- **Problem to work on**:
Repeat each entry word for word. Leave any images out of the copy.

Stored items
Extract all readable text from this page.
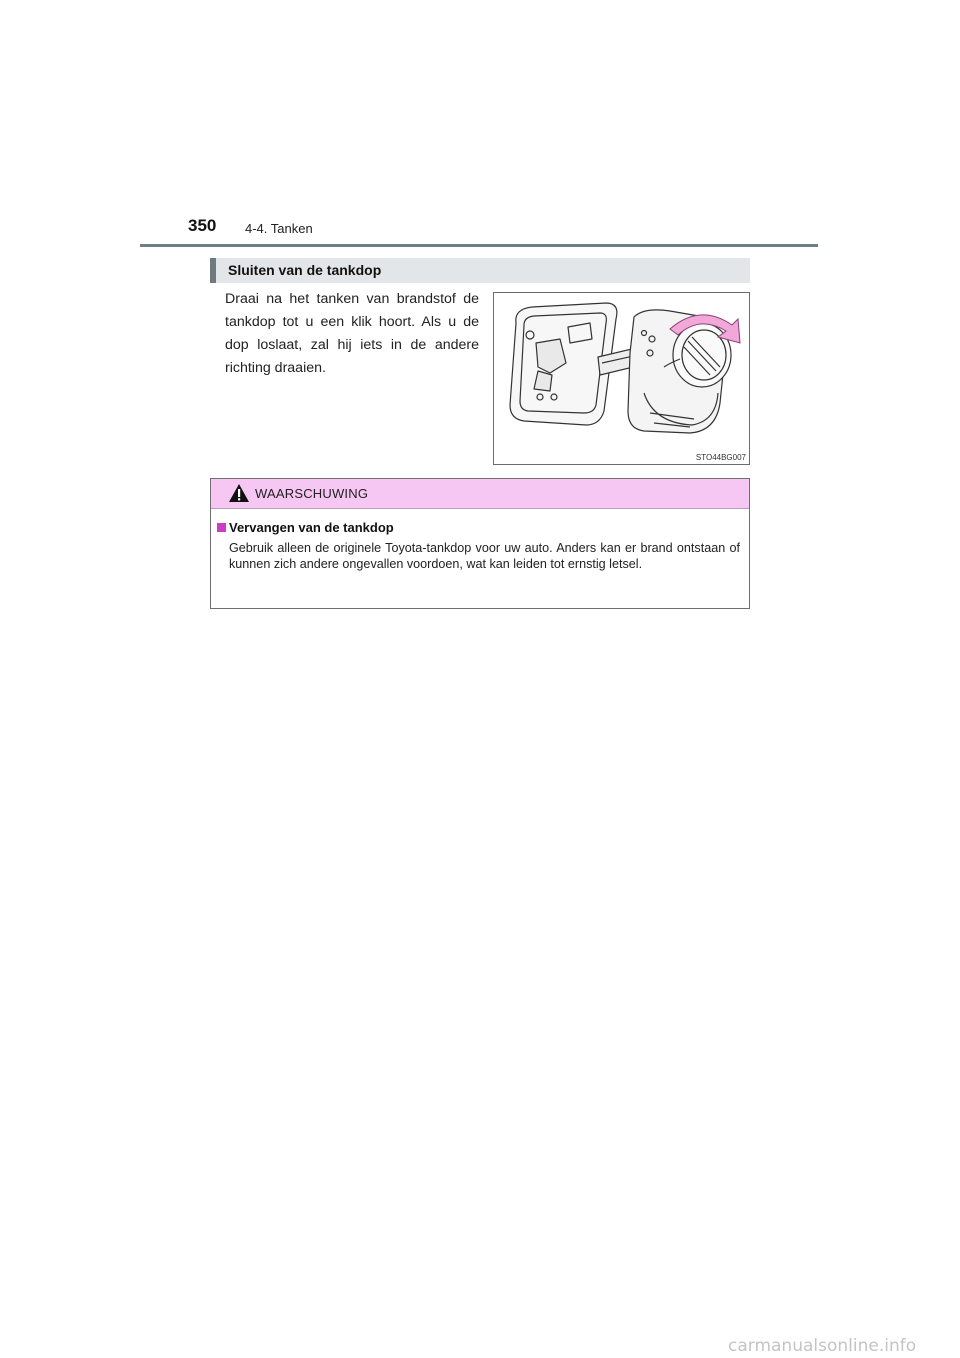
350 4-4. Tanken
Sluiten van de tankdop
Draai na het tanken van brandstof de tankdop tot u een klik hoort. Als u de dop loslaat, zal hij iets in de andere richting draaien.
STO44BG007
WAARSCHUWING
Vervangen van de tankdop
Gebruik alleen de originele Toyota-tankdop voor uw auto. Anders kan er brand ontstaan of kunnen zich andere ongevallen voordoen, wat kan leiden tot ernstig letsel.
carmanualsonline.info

- **Solution to the problem**:
Extract all readable text from this page.
350 4-4. Tanken
Sluiten van de tankdop
Draai na het tanken van brandstof de tankdop tot u een klik hoort. Als u de dop loslaat, zal hij iets in de andere richting draaien.
STO44BG007
WAARSCHUWING
Vervangen van de tankdop
Gebruik alleen de originele Toyota-tankdop voor uw auto. Anders kan er brand ontstaan of kunnen zich andere ongevallen voordoen, wat kan leiden tot ernstig letsel.
carmanualsonline.info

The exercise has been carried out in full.